_DATA RECORDS_.
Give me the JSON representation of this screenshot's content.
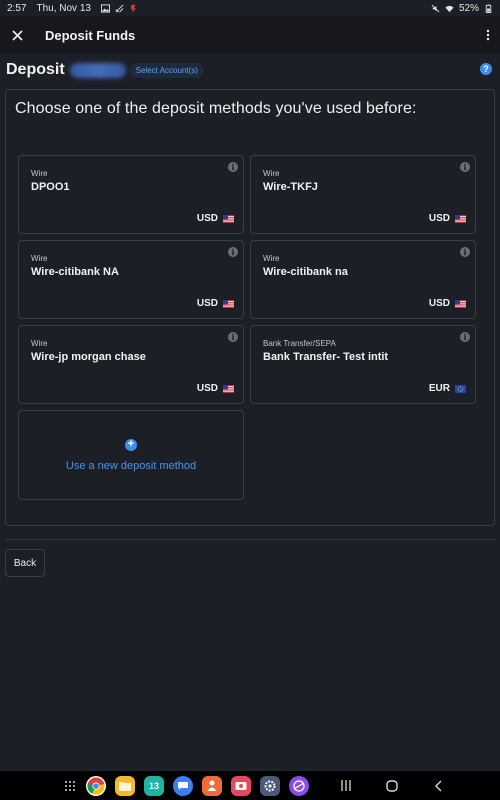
{
  "status_bar": {
    "time": "2:57",
    "date": "Thu, Nov 13",
    "battery": "52%"
  },
  "header": {
    "title": "Deposit Funds"
  },
  "deposit_row": {
    "label": "Deposit",
    "select_account_label": "Select Account(s)",
    "help_label": "?"
  },
  "panel": {
    "title": "Choose one of the deposit methods you've used before:"
  },
  "methods": [
    {
      "type": "Wire",
      "name": "DPOO1",
      "currency": "USD",
      "flag": "us-flag"
    },
    {
      "type": "Wire",
      "name": "Wire-TKFJ",
      "currency": "USD",
      "flag": "us-flag"
    },
    {
      "type": "Wire",
      "name": "Wire-citibank NA",
      "currency": "USD",
      "flag": "us-flag"
    },
    {
      "type": "Wire",
      "name": "Wire-citibank na",
      "currency": "USD",
      "flag": "us-flag"
    },
    {
      "type": "Wire",
      "name": "Wire-jp morgan chase",
      "currency": "USD",
      "flag": "us-flag"
    },
    {
      "type": "Bank Transfer/SEPA",
      "name": "Bank Transfer- Test intit",
      "currency": "EUR",
      "flag": "eu-flag"
    }
  ],
  "new_method": {
    "label": "Use a new deposit method"
  },
  "footer": {
    "back_label": "Back"
  },
  "dock": {
    "calendar_day": "13"
  },
  "colors": {
    "background": "#1d1f26",
    "header": "#16181d",
    "accent": "#3d8ef0",
    "border": "#3a3d45"
  }
}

_WHAT THE EXERCISE ASKS_. In your copy of the listing above, reproduce each line exactly and omit all pictures.

_THE ANSWER_.
Give me the JSON representation of this screenshot's content.
{
  "status_bar": {
    "time": "2:57",
    "date": "Thu, Nov 13",
    "battery": "52%"
  },
  "header": {
    "title": "Deposit Funds"
  },
  "deposit_row": {
    "label": "Deposit",
    "select_account_label": "Select Account(s)",
    "help_label": "?"
  },
  "panel": {
    "title": "Choose one of the deposit methods you've used before:"
  },
  "methods": [
    {
      "type": "Wire",
      "name": "DPOO1",
      "currency": "USD",
      "flag": "us-flag"
    },
    {
      "type": "Wire",
      "name": "Wire-TKFJ",
      "currency": "USD",
      "flag": "us-flag"
    },
    {
      "type": "Wire",
      "name": "Wire-citibank NA",
      "currency": "USD",
      "flag": "us-flag"
    },
    {
      "type": "Wire",
      "name": "Wire-citibank na",
      "currency": "USD",
      "flag": "us-flag"
    },
    {
      "type": "Wire",
      "name": "Wire-jp morgan chase",
      "currency": "USD",
      "flag": "us-flag"
    },
    {
      "type": "Bank Transfer/SEPA",
      "name": "Bank Transfer- Test intit",
      "currency": "EUR",
      "flag": "eu-flag"
    }
  ],
  "new_method": {
    "label": "Use a new deposit method"
  },
  "footer": {
    "back_label": "Back"
  },
  "dock": {
    "calendar_day": "13"
  },
  "colors": {
    "background": "#1d1f26",
    "header": "#16181d",
    "accent": "#3d8ef0",
    "border": "#3a3d45"
  }
}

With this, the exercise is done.